--- Start of INPUT RECORDS ---
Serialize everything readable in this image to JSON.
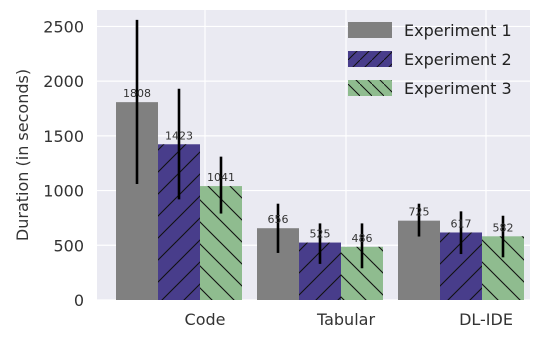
{
  "chart_data": {
    "type": "bar",
    "title": "",
    "xlabel": "",
    "ylabel": "Duration (in seconds)",
    "categories": [
      "Code",
      "Tabular",
      "DL-IDE"
    ],
    "ylim": [
      0,
      2650
    ],
    "yticks": [
      0,
      500,
      1000,
      1500,
      2000,
      2500
    ],
    "grid": true,
    "legend_position": "top-right",
    "series": [
      {
        "name": "Experiment 1",
        "values": [
          1808,
          656,
          725
        ],
        "labels": [
          "1808",
          "656",
          "725"
        ],
        "error_low": [
          1060,
          430,
          580
        ],
        "error_high": [
          2560,
          880,
          880
        ],
        "color": "#808080",
        "hatch": "none"
      },
      {
        "name": "Experiment 2",
        "values": [
          1423,
          525,
          617
        ],
        "labels": [
          "1423",
          "525",
          "617"
        ],
        "error_low": [
          920,
          330,
          420
        ],
        "error_high": [
          1930,
          700,
          810
        ],
        "color": "#483d8b",
        "hatch": "forward"
      },
      {
        "name": "Experiment 3",
        "values": [
          1041,
          486,
          582
        ],
        "labels": [
          "1041",
          "486",
          "582"
        ],
        "error_low": [
          790,
          290,
          390
        ],
        "error_high": [
          1310,
          700,
          770
        ],
        "color": "#8fbc8f",
        "hatch": "backward"
      }
    ]
  }
}
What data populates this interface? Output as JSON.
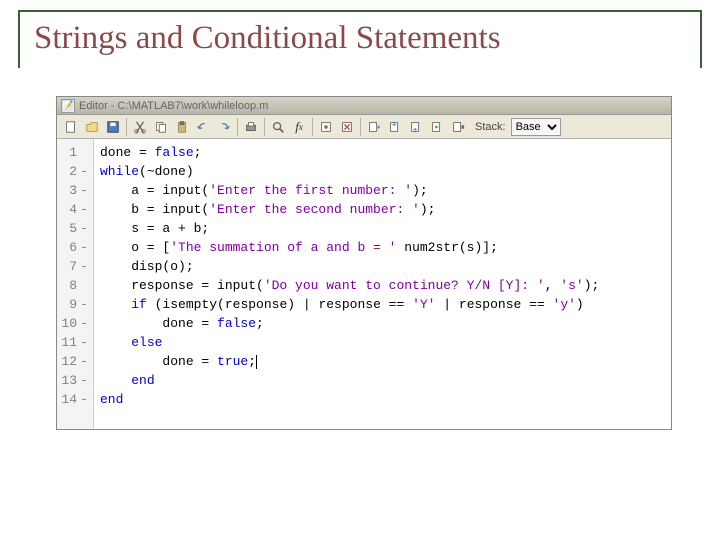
{
  "slide": {
    "title": "Strings and Conditional Statements",
    "title_color": "#8b4a4a",
    "frame_color": "#3a5f3a"
  },
  "editor": {
    "window_title": "Editor - C:\\MATLAB7\\work\\whileloop.m",
    "toolbar": {
      "stack_label": "Stack:",
      "stack_value": "Base"
    },
    "colors": {
      "keyword": "#0000cc",
      "string": "#8000a0",
      "text": "#000000",
      "gutter_bg": "#f4f4f4",
      "gutter_text": "#808080",
      "ui_bg": "#ece9d8"
    },
    "font": "Courier New",
    "font_size": 13,
    "lines": [
      {
        "n": 1,
        "dash": false,
        "seg": [
          [
            "",
            "done = "
          ],
          [
            "kw",
            "false"
          ],
          [
            "",
            ";"
          ]
        ]
      },
      {
        "n": 2,
        "dash": true,
        "seg": [
          [
            "kw",
            "while"
          ],
          [
            "",
            "(~done)"
          ]
        ]
      },
      {
        "n": 3,
        "dash": true,
        "seg": [
          [
            "",
            "    a = input("
          ],
          [
            "str",
            "'Enter the first number: '"
          ],
          [
            "",
            ");"
          ]
        ]
      },
      {
        "n": 4,
        "dash": true,
        "seg": [
          [
            "",
            "    b = input("
          ],
          [
            "str",
            "'Enter the second number: '"
          ],
          [
            "",
            ");"
          ]
        ]
      },
      {
        "n": 5,
        "dash": true,
        "seg": [
          [
            "",
            "    s = a + b;"
          ]
        ]
      },
      {
        "n": 6,
        "dash": true,
        "seg": [
          [
            "",
            "    o = ["
          ],
          [
            "str",
            "'The summation of a and b = '"
          ],
          [
            "",
            " num2str(s)];"
          ]
        ]
      },
      {
        "n": 7,
        "dash": true,
        "seg": [
          [
            "",
            "    disp(o);"
          ]
        ]
      },
      {
        "n": 8,
        "dash": false,
        "seg": [
          [
            "",
            "    response = input("
          ],
          [
            "str",
            "'Do you want to continue? Y/N [Y]: '"
          ],
          [
            "",
            ", "
          ],
          [
            "str",
            "'s'"
          ],
          [
            "",
            ");"
          ]
        ]
      },
      {
        "n": 9,
        "dash": true,
        "seg": [
          [
            "",
            "    "
          ],
          [
            "kw",
            "if"
          ],
          [
            "",
            " (isempty(response) | response == "
          ],
          [
            "str",
            "'Y'"
          ],
          [
            "",
            " | response == "
          ],
          [
            "str",
            "'y'"
          ],
          [
            "",
            ")"
          ]
        ]
      },
      {
        "n": 10,
        "dash": true,
        "seg": [
          [
            "",
            "        done = "
          ],
          [
            "kw",
            "false"
          ],
          [
            "",
            ";"
          ]
        ]
      },
      {
        "n": 11,
        "dash": true,
        "seg": [
          [
            "",
            "    "
          ],
          [
            "kw",
            "else"
          ]
        ]
      },
      {
        "n": 12,
        "dash": true,
        "seg": [
          [
            "",
            "        done = "
          ],
          [
            "kw",
            "true"
          ],
          [
            "",
            ";"
          ],
          [
            "cursor",
            ""
          ]
        ]
      },
      {
        "n": 13,
        "dash": true,
        "seg": [
          [
            "",
            "    "
          ],
          [
            "kw",
            "end"
          ]
        ]
      },
      {
        "n": 14,
        "dash": true,
        "seg": [
          [
            "kw",
            "end"
          ]
        ]
      }
    ]
  }
}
--- End of INPUT RECORDS ---
• _WHAT IS EXPECTED_: Copy every line of the records above that holds the word "Enter".

• _RESULT OF THE TASK_:
            "'Enter the first number: '"
            "'Enter the second number: '"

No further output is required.